Mobile Libraries in the 1980’s. The Library Service in Norfolk (1981-2016)

Location: Norwich

Jennifer talks about her time with the library service in Norfolk starting in 1981 on mobile libraries and finishing 35 years later as Head of the Library and Information Service and Assistant Director for Cultural Services.

How it all started

I started working for the Norfolk Mobile Library Service on the 1st July 1981. I had just finished doing a Library and Information Technology degree and as part of my studies had done a work placement in Norfolk. I wrote to the team that I had worked with asking if they would give me a reference and one of the managers wrote back and asked if I would like a temporary job on the mobile library filling in for a member of staff on maternity leave.

So that’s how I got to be working on the mobile libraries. I worked on the mobiles for a couple of years and then did various other jobs working through the service. Then in 2000 I became the Head of the Library and Information Service, and a few years later was appointed Assistant Director for Cultural Services as well as being the Head of Libraries. So from starting work in a temporary post I was involved with the library service for 35 years until I retired in 2016.

Travelling around the county in all weathers

In the early 1980s the library service in Norfolk was managed through five divisions – Central, Norwich, East, North, and West.

........

* [What is required]:
Can you answer these questions from the Norfolk library service account, numbering each answer to match?
1. On what date did the writer start working for the Norfolk Mobile Library Service?
2. In what year did the writer become Head of the Library and Information Service?
3. How many divisions managed the library service in Norfolk in the early 1980s?

(Collected data entries)
........

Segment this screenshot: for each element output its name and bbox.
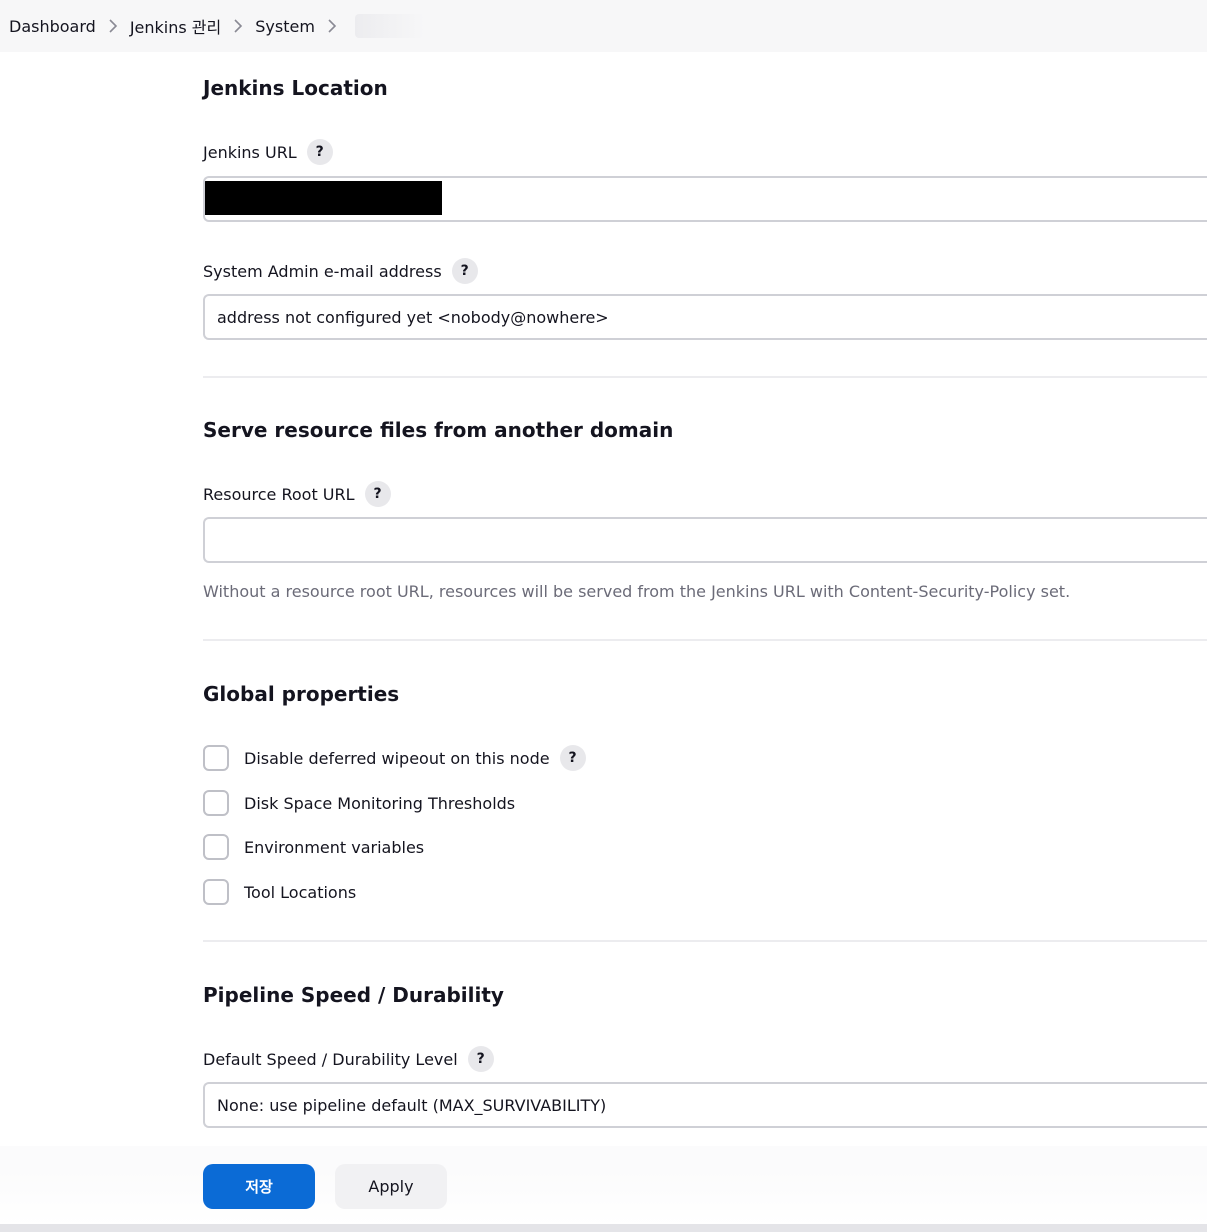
checkbox[interactable] (203, 790, 229, 816)
jenkins-url-label: Jenkins URL ? (203, 139, 333, 165)
admin-email-label: System Admin e-mail address ? (203, 258, 478, 284)
chevron-right-icon[interactable] (327, 18, 337, 34)
option-label: Disable deferred wipeout on this node (244, 748, 550, 768)
section-divider (203, 376, 1207, 378)
jenkins-url-input[interactable] (203, 176, 1207, 222)
section-title-global-properties: Global properties (203, 682, 400, 706)
durability-level-label-text: Default Speed / Durability Level (203, 1049, 458, 1069)
chevron-right-icon (108, 18, 118, 34)
breadcrumb-manage-jenkins[interactable]: Jenkins 관리 (130, 14, 221, 38)
help-icon[interactable]: ? (364, 481, 391, 507)
option-tool-locations[interactable]: Tool Locations (203, 879, 356, 905)
section-title-jenkins-location: Jenkins Location (203, 76, 388, 100)
section-divider (203, 639, 1207, 641)
help-icon[interactable]: ? (451, 258, 478, 284)
checkbox[interactable] (203, 745, 229, 771)
checkbox[interactable] (203, 834, 229, 860)
section-title-pipeline-speed: Pipeline Speed / Durability (203, 983, 504, 1007)
resource-root-url-input[interactable] (203, 517, 1207, 563)
chevron-right-icon (233, 18, 243, 34)
bottom-border (0, 1224, 1207, 1232)
jenkins-url-label-text: Jenkins URL (203, 142, 297, 162)
resource-root-url-hint: Without a resource root URL, resources w… (203, 582, 1071, 601)
option-environment-variables[interactable]: Environment variables (203, 834, 424, 860)
durability-level-label: Default Speed / Durability Level ? (203, 1046, 494, 1072)
option-label: Environment variables (244, 837, 425, 857)
breadcrumb-system[interactable]: System (255, 17, 315, 36)
section-divider (203, 940, 1207, 942)
redacted-block (205, 181, 442, 215)
checkbox[interactable] (203, 879, 229, 905)
admin-email-input[interactable]: address not configured yet <nobody@nowhe… (203, 294, 1207, 340)
option-disable-deferred-wipeout[interactable]: Disable deferred wipeout on this node ? (203, 745, 586, 771)
breadcrumb-dashboard[interactable]: Dashboard (9, 17, 96, 36)
resource-root-url-label-text: Resource Root URL (203, 484, 355, 504)
save-button[interactable]: 저장 (203, 1164, 315, 1209)
help-icon[interactable]: ? (559, 745, 586, 771)
option-label: Disk Space Monitoring Thresholds (244, 793, 516, 813)
bottom-action-bar (0, 1146, 1207, 1226)
apply-button[interactable]: Apply (335, 1164, 447, 1209)
help-icon[interactable]: ? (467, 1046, 494, 1072)
breadcrumb-fade (354, 14, 425, 38)
breadcrumb: Dashboard Jenkins 관리 System (0, 0, 1207, 52)
admin-email-label-text: System Admin e-mail address (203, 261, 442, 281)
option-disk-space-monitoring[interactable]: Disk Space Monitoring Thresholds (203, 790, 515, 816)
resource-root-url-label: Resource Root URL ? (203, 481, 391, 507)
durability-level-select[interactable]: None: use pipeline default (MAX_SURVIVAB… (203, 1082, 1207, 1128)
durability-level-value: None: use pipeline default (MAX_SURVIVAB… (217, 1095, 607, 1115)
section-title-resource-domain: Serve resource files from another domain (203, 418, 674, 442)
option-label: Tool Locations (244, 882, 357, 902)
help-icon[interactable]: ? (306, 139, 333, 165)
admin-email-value: address not configured yet <nobody@nowhe… (217, 307, 609, 327)
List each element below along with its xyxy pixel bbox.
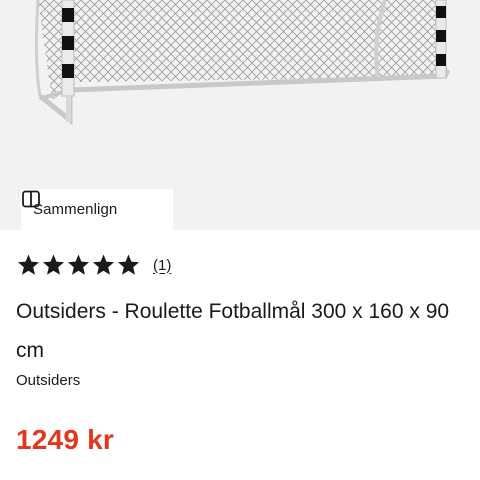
brand-name[interactable]: Outsiders xyxy=(16,372,80,389)
star-icon xyxy=(18,254,39,275)
star-icon xyxy=(68,254,89,275)
rating-row: (1) xyxy=(16,252,171,278)
star-icon xyxy=(93,254,114,275)
compare-label: Sammenlign xyxy=(33,201,118,218)
star-icon xyxy=(118,254,139,275)
star-icon xyxy=(43,254,64,275)
review-count-link[interactable]: (1) xyxy=(153,257,171,274)
product-image[interactable]: Sammenlign xyxy=(0,0,480,230)
product-title: Outsiders - Roulette Fotballmål 300 x 16… xyxy=(16,300,450,362)
compare-button[interactable]: Sammenlign xyxy=(21,189,173,230)
product-page: Sammenlign (1) Outsiders - Roulette Fotb… xyxy=(0,0,480,480)
compare-icon xyxy=(22,190,40,208)
star-rating xyxy=(16,253,141,277)
price: 1249 kr xyxy=(16,424,114,455)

........

* [Exercise answer]:
1. 1st July 1981
2. 2000
3. Five: Central, Norwich, East, North, and West